## AIM OF THE TASK
Gather each line in the entries that includes the string "through".
--- DATASET RECORDS ---
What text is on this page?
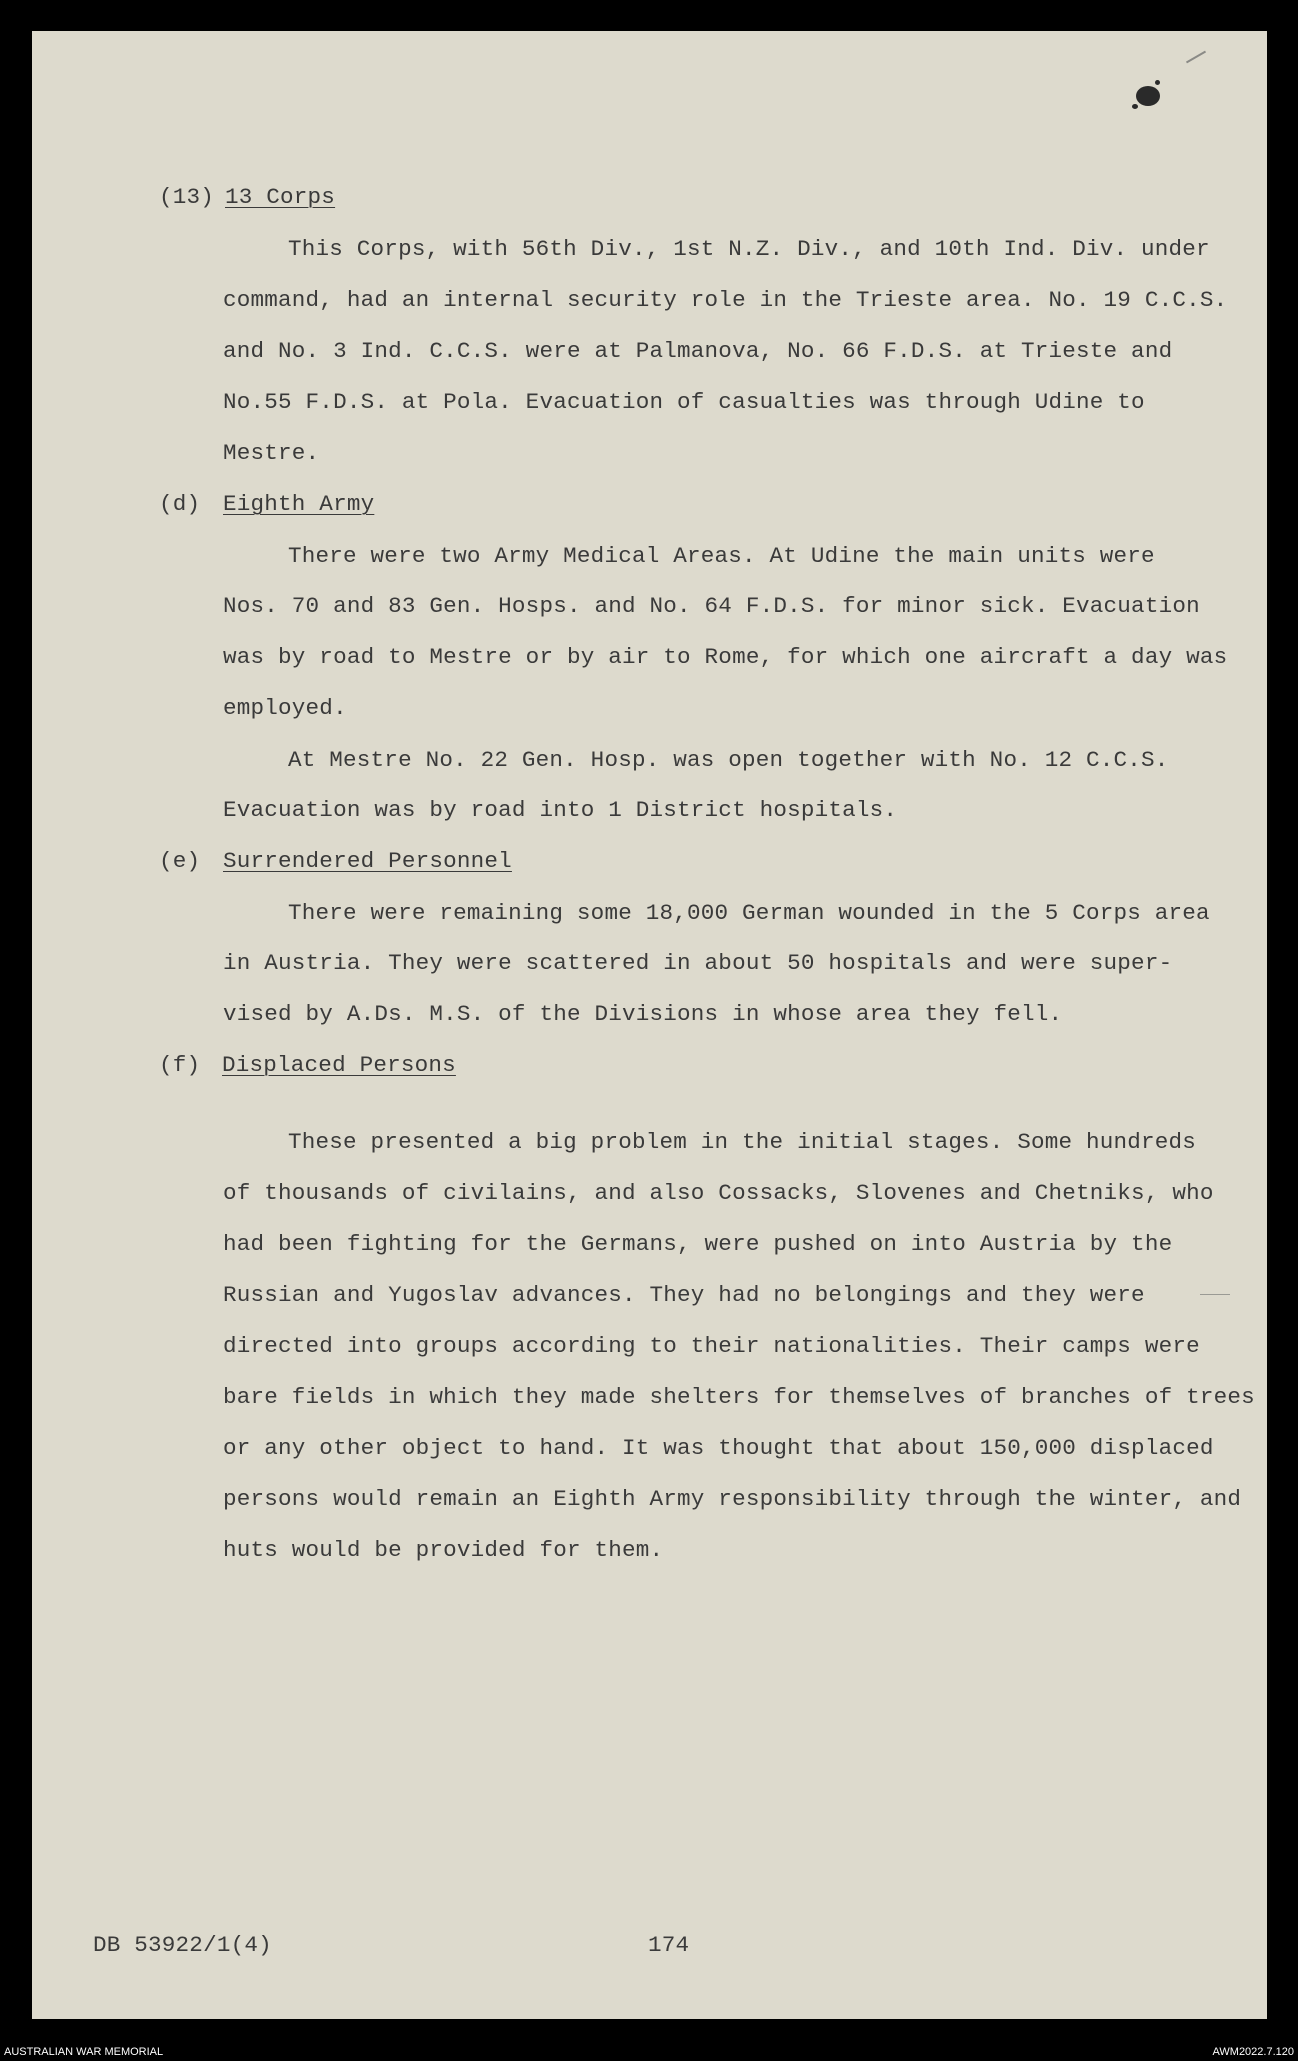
(13) 13 Corps
This Corps, with 56th Div., 1st N.Z. Div., and 10th Ind. Div. under
command, had an internal security role in the Trieste area. No. 19 C.C.S.
and No. 3 Ind. C.C.S. were at Palmanova, No. 66 F.D.S. at Trieste and
No.55 F.D.S. at Pola. Evacuation of casualties was through Udine to
Mestre.
(d) Eighth Army
There were two Army Medical Areas. At Udine the main units were
Nos. 70 and 83 Gen. Hosps. and No. 64 F.D.S. for minor sick. Evacuation
was by road to Mestre or by air to Rome, for which one aircraft a day was
employed.
At Mestre No. 22 Gen. Hosp. was open together with No. 12 C.C.S.
Evacuation was by road into 1 District hospitals.
(e) Surrendered Personnel
There were remaining some 18,000 German wounded in the 5 Corps area
in Austria. They were scattered in about 50 hospitals and were super-
vised by A.Ds. M.S. of the Divisions in whose area they fell.
(f) Displaced Persons
These presented a big problem in the initial stages. Some hundreds
of thousands of civilains, and also Cossacks, Slovenes and Chetniks, who
had been fighting for the Germans, were pushed on into Austria by the
Russian and Yugoslav advances. They had no belongings and they were
directed into groups according to their nationalities. Their camps were
bare fields in which they made shelters for themselves of branches of trees
or any other object to hand. It was thought that about 150,000 displaced
persons would remain an Eighth Army responsibility through the winter, and
huts would be provided for them.
DB 53922/1(4)	174
AUSTRALIAN WAR MEMORIAL	AWM2022.7.120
---
## THE OUTPUT
No.55 F.D.S. at Pola. Evacuation of casualties was through Udine to
persons would remain an Eighth Army responsibility through the winter, and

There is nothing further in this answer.